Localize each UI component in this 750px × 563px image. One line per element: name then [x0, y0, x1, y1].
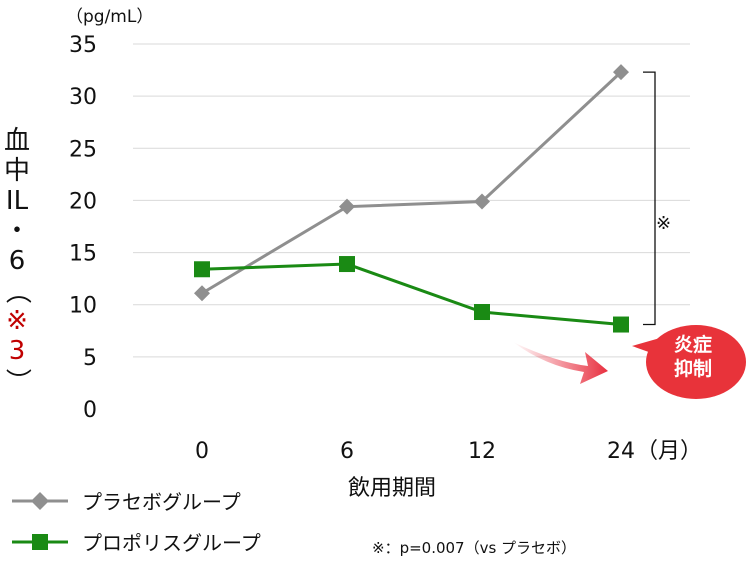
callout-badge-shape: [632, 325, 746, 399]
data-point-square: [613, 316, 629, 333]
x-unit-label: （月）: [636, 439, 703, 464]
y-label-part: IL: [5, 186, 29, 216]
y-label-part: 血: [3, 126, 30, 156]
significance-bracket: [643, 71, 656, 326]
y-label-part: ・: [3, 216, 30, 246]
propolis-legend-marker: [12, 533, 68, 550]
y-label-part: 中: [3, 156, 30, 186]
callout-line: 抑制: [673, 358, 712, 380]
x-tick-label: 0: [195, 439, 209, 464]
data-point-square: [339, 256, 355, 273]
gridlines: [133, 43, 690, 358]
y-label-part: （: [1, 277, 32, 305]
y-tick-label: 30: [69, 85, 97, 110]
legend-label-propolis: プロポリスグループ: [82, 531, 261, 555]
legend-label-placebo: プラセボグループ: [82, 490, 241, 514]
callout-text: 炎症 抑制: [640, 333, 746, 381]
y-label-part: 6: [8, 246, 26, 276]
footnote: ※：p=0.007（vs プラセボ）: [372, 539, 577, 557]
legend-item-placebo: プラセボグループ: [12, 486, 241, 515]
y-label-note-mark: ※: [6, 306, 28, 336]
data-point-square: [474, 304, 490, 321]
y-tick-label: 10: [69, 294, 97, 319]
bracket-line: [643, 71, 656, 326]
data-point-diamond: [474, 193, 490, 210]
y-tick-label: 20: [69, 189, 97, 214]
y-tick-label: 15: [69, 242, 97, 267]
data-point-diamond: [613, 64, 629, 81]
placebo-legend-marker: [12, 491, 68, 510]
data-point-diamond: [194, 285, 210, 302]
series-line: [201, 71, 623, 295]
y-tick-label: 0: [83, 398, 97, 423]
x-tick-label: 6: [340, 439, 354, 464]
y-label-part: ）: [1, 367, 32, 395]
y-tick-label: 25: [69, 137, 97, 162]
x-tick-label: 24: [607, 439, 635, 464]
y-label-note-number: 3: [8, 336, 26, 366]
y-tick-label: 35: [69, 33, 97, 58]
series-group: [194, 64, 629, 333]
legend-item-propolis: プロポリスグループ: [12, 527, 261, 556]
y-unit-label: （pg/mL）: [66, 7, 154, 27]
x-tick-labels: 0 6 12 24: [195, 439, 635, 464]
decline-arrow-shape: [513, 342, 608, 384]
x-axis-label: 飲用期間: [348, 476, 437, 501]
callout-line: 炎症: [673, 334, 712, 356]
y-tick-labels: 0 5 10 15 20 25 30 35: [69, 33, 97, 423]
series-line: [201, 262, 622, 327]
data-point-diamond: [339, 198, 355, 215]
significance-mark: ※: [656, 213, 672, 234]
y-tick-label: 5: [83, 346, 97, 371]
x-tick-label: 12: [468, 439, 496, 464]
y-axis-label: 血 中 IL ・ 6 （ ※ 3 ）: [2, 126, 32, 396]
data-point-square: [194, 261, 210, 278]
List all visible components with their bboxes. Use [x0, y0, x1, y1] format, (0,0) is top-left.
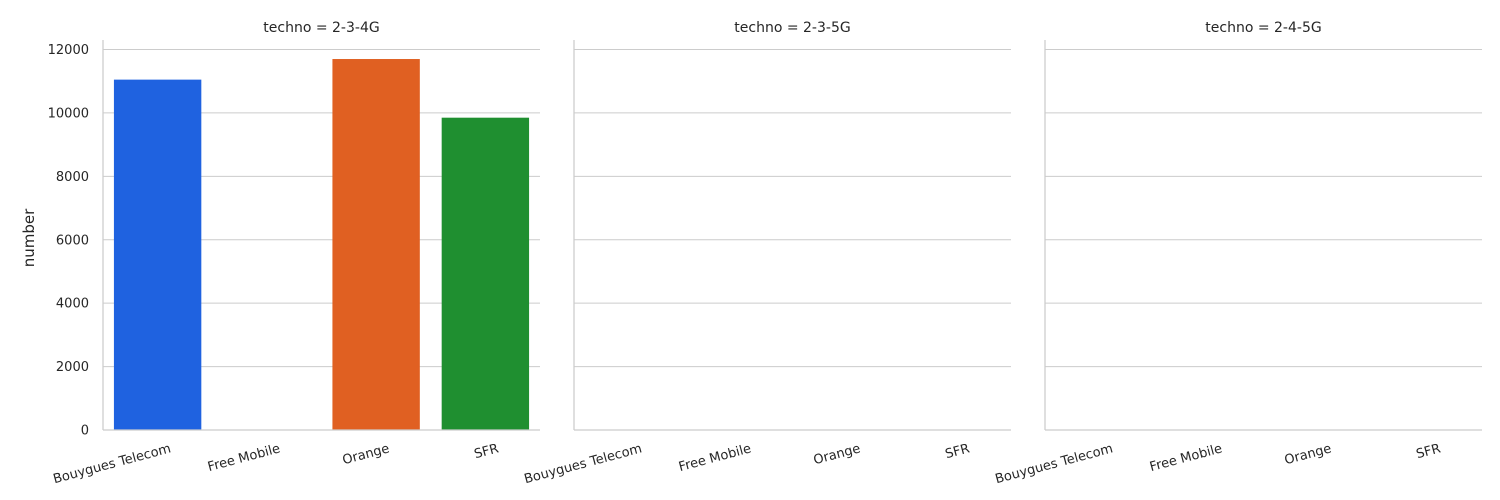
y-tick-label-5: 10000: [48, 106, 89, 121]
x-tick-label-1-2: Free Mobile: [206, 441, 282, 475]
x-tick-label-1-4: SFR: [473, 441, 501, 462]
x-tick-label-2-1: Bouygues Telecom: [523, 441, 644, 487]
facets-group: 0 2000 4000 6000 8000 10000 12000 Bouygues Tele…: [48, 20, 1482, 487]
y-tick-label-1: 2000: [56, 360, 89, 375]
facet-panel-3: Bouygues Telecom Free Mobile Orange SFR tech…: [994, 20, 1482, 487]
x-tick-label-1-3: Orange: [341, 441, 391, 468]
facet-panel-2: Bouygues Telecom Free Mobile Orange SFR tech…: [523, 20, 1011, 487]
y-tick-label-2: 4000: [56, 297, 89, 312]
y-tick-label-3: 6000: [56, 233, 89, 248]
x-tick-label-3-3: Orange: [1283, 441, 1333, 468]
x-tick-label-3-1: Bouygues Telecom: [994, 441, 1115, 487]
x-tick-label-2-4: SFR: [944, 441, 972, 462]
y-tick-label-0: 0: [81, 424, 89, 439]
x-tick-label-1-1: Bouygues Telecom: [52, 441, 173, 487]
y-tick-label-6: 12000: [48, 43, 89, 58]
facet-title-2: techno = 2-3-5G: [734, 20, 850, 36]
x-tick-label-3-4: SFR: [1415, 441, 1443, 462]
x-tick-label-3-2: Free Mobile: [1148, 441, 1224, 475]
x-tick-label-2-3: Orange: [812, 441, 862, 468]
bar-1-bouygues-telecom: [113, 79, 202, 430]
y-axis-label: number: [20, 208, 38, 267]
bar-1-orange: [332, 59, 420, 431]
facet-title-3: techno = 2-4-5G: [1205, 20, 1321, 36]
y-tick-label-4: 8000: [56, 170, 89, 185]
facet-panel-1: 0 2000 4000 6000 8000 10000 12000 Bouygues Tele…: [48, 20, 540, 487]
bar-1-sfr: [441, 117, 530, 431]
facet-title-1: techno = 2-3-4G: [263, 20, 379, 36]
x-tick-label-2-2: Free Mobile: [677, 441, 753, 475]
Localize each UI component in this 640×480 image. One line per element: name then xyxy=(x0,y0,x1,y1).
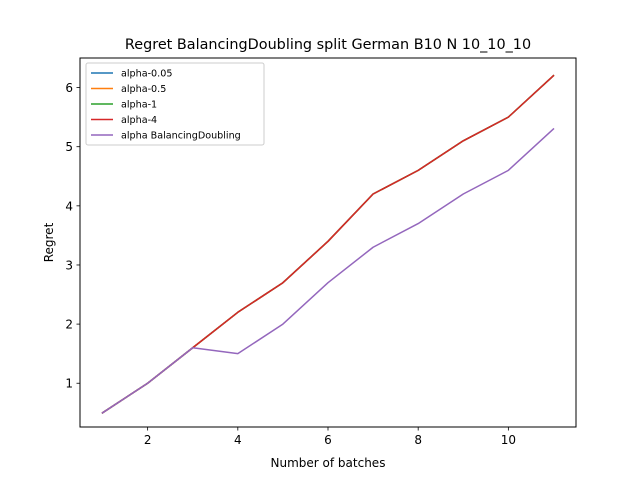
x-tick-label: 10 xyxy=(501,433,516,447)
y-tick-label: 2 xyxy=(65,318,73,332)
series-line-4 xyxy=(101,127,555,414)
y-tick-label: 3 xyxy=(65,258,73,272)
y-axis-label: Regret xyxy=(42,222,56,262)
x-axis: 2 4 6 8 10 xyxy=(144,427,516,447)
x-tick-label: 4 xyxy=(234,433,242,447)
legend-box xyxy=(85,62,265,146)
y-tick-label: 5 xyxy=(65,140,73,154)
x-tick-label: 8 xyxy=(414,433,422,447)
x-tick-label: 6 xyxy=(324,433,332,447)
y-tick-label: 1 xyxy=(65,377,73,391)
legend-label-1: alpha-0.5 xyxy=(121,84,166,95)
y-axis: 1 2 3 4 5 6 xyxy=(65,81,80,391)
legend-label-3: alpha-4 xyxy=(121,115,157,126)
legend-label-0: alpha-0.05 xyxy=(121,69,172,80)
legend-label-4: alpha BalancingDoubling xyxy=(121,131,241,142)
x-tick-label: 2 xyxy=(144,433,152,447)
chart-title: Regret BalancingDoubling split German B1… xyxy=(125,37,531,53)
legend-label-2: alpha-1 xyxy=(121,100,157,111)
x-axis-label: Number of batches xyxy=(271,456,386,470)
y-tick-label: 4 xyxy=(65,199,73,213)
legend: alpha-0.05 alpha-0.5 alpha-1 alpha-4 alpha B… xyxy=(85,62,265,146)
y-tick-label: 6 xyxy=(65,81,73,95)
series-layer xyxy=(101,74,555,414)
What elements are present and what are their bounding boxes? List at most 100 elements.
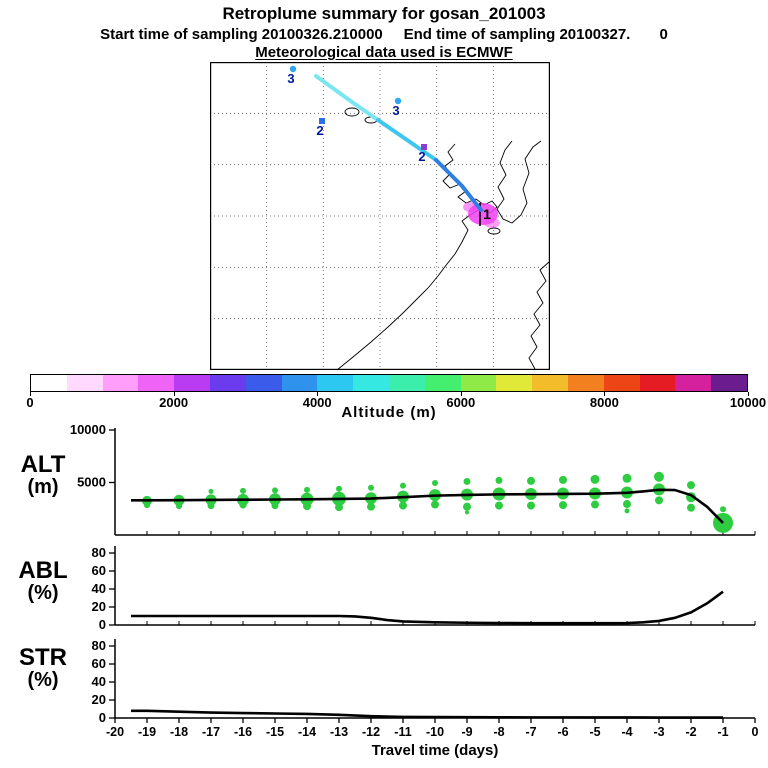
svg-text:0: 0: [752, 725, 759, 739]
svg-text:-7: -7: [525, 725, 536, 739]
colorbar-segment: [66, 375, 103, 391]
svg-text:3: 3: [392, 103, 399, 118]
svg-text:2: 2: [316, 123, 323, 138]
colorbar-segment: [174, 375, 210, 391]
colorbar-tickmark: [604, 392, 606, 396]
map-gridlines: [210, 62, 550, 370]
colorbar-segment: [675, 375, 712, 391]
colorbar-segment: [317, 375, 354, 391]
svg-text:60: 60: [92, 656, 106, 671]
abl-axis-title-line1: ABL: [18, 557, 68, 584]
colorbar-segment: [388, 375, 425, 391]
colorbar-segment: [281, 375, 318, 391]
|---|
* _Task requirements_
Rewrite all the lines of the listing above as a numbered list, skipping blank lines and leaving the pictures out.

* _Expected answer_
1. Localize each UI component in this 750px × 563px image. One line per element: name then [x0, y0, x1, y1].
2. callout-badge-shape: [632, 325, 746, 399]
3. data-point-square: [613, 316, 629, 333]
4. x-unit-label: （月）: [636, 439, 703, 464]
5. y-label-part: IL: [5, 186, 29, 216]
6. y-label-part: 血: [3, 126, 30, 156]
7. significance-bracket: [643, 71, 656, 326]
8. y-label-part: ・: [3, 216, 30, 246]
9. propolis-legend-marker: [12, 533, 68, 550]
10. y-label-part: 中: [3, 156, 30, 186]
11. callout-line: 抑制: [673, 358, 712, 380]
12. x-tick-label: 0: [195, 439, 209, 464]
13. data-point-square: [339, 256, 355, 273]
14. gridlines: [133, 43, 690, 358]
15. y-label-part: （: [1, 277, 32, 305]
16. y-tick-label: 30: [69, 85, 97, 110]
17. legend-label-propolis: プロポリスグループ: [82, 531, 261, 555]
18. legend-label-placebo: プラセボグループ: [82, 490, 241, 514]
19. callout-text: 炎症 抑制: [640, 333, 746, 381]
20. y-label-part: 6: [8, 246, 26, 276]
21. footnote: ※：p=0.007（vs プラセボ）: [372, 539, 577, 557]
22. legend-item-placebo: プラセボグループ: [12, 486, 241, 515]
23. y-label-note-mark: ※: [6, 306, 28, 336]
24. data-point-square: [474, 304, 490, 321]
25. y-tick-label: 10: [69, 294, 97, 319]
26. bracket-line: [643, 71, 656, 326]
27. data-point-diamond: [474, 193, 490, 210]
28. y-tick-label: 20: [69, 189, 97, 214]
29. y-tick-label: 15: [69, 242, 97, 267]
30. data-point-diamond: [613, 64, 629, 81]
31. placebo-legend-marker: [12, 491, 68, 510]
32. data-point-diamond: [194, 285, 210, 302]
33. series-line: [201, 71, 623, 295]
34. y-tick-label: 0: [83, 398, 97, 423]
35. x-tick-label: 6: [340, 439, 354, 464]
36. y-label-part: ）: [1, 367, 32, 395]
37. y-tick-label: 25: [69, 137, 97, 162]
38. x-tick-label: 24: [607, 439, 635, 464]
39. y-label-note-number: 3: [8, 336, 26, 366]
40. y-tick-label: 35: [69, 33, 97, 58]
41. series-group: [194, 64, 629, 333]
42. legend-item-propolis: プロポリスグループ: [12, 527, 261, 556]
43. y-unit-label: （pg/mL）: [66, 7, 154, 27]
44. x-tick-labels: 0 6 12 24: [195, 439, 635, 464]
45. decline-arrow-shape: [513, 342, 608, 384]
46. x-axis-label: 飲用期間: [348, 476, 437, 501]
47. callout-line: 炎症: [673, 334, 712, 356]
48. y-tick-labels: 0 5 10 15 20 25 30 35: [69, 33, 97, 423]
49. series-line: [201, 262, 622, 327]
50. data-point-diamond: [339, 198, 355, 215]
51. significance-mark: ※: [656, 213, 672, 234]
52. y-tick-label: 5: [83, 346, 97, 371]
53. x-tick-label: 12: [468, 439, 496, 464]
54. y-axis-label: 血 中 IL ・ 6 （ ※ 3 ）: [2, 126, 32, 396]
55. data-point-square: [194, 261, 210, 278]
56. List all visible components with their bboxes. Use [x0, y0, x1, y1] format, (0,0) is top-left.
57. y-tick-label-5: 10000: [48, 106, 89, 121]
58. x-tick-label-1-2: Free Mobile: [206, 441, 282, 475]
59. x-tick-label-1-4: SFR: [473, 441, 501, 462]
60. x-tick-label-2-1: Bouygues Telecom: [523, 441, 644, 487]
61. facets-group: 0 2000 4000 6000 8000 10000 12000 Bouygues Tele…: [48, 20, 1482, 487]
62. y-tick-label-1: 2000: [56, 360, 89, 375]
63. facet-panel-3: Bouygues Telecom Free Mobile Orange SFR tech…: [994, 20, 1482, 487]
64. x-tick-label-1-3: Orange: [341, 441, 391, 468]
65. facet-panel-2: Bouygues Telecom Free Mobile Orange SFR tech…: [523, 20, 1011, 487]
66. y-tick-label-2: 4000: [56, 297, 89, 312]
67. y-tick-label-3: 6000: [56, 233, 89, 248]
68. x-tick-label-3-3: Orange: [1283, 441, 1333, 468]
69. x-tick-label-3-1: Bouygues Telecom: [994, 441, 1115, 487]
70. x-tick-label-2-4: SFR: [944, 441, 972, 462]
71. y-tick-label-0: 0: [81, 424, 89, 439]
72. x-tick-label-1-1: Bouygues Telecom: [52, 441, 173, 487]
73. y-tick-label-6: 12000: [48, 43, 89, 58]
74. facet-title-2: techno = 2-3-5G: [734, 20, 850, 36]
75. x-tick-label-3-4: SFR: [1415, 441, 1443, 462]
76. x-tick-label-3-2: Free Mobile: [1148, 441, 1224, 475]
77. x-tick-label-2-3: Orange: [812, 441, 862, 468]
78. bar-1-bouygues-telecom: [113, 79, 202, 430]
79. y-axis-label: number: [20, 208, 38, 267]
80. bar-1-orange: [332, 59, 420, 431]
81. facet-title-3: techno = 2-4-5G: [1205, 20, 1321, 36]
82. y-tick-label-4: 8000: [56, 170, 89, 185]
83. facet-panel-1: 0 2000 4000 6000 8000 10000 12000 Bouygues Tele…: [48, 20, 540, 487]
84. bar-1-sfr: [441, 117, 530, 431]
85. facet-title-1: techno = 2-3-4G: [263, 20, 379, 36]
86. x-tick-label-2-2: Free Mobile: [677, 441, 753, 475]
87. Localize each UI component in this 640×480 image. One line per element: name then xyxy=(x0,y0,x1,y1).
88. x-tick-label: 10 xyxy=(501,433,516,447)
89. y-tick-label: 2 xyxy=(65,318,73,332)
90. series-line-4 xyxy=(101,127,555,414)
91. y-tick-label: 3 xyxy=(65,258,73,272)
92. y-axis-label: Regret xyxy=(42,222,56,262)
93. x-axis: 2 4 6 8 10 xyxy=(144,427,516,447)
94. x-tick-label: 4 xyxy=(234,433,242,447)
95. legend-box xyxy=(85,62,265,146)
96. y-tick-label: 5 xyxy=(65,140,73,154)
97. x-tick-label: 8 xyxy=(414,433,422,447)
98. x-tick-label: 6 xyxy=(324,433,332,447)
99. y-tick-label: 1 xyxy=(65,377,73,391)
100. legend-label-1: alpha-0.5 xyxy=(121,84,166,95)
101. y-axis: 1 2 3 4 5 6 xyxy=(65,81,80,391)
102. legend-label-3: alpha-4 xyxy=(121,115,157,126)
103. legend-label-0: alpha-0.05 xyxy=(121,69,172,80)
104. legend-label-4: alpha BalancingDoubling xyxy=(121,131,241,142)
105. x-tick-label: 2 xyxy=(144,433,152,447)
106. chart-title: Regret BalancingDoubling split German B1… xyxy=(125,37,531,53)
107. legend-label-2: alpha-1 xyxy=(121,100,157,111)
108. x-axis-label: Number of batches xyxy=(271,456,386,470)
109. y-tick-label: 4 xyxy=(65,199,73,213)
110. legend: alpha-0.05 alpha-0.5 alpha-1 alpha-4 alpha B… xyxy=(85,62,265,146)
111. y-tick-label: 6 xyxy=(65,81,73,95)
112. series-layer xyxy=(101,74,555,414)
113. What elements are present and what are their bounding boxes? List at most 100 elements.
114. svg-text:0: 0: [752, 725, 759, 739]
115. svg-text:-7: -7: [525, 725, 536, 739]
116. colorbar-segment: [66, 375, 103, 391]
117. svg-text:3: 3: [392, 103, 399, 118]
118. svg-text:2: 2: [316, 123, 323, 138]
119. colorbar-segment: [174, 375, 210, 391]
120. colorbar-tickmark: [604, 392, 606, 396]
121. map-gridlines: [210, 62, 550, 370]
122. colorbar-segment: [675, 375, 712, 391]
123. colorbar-segment: [317, 375, 354, 391]
124. svg-text:60: 60: [92, 656, 106, 671]
125. abl-axis-title-line1: ABL: [18, 557, 68, 584]
126. colorbar-segment: [388, 375, 425, 391]
127. colorbar-segment: [281, 375, 318, 391]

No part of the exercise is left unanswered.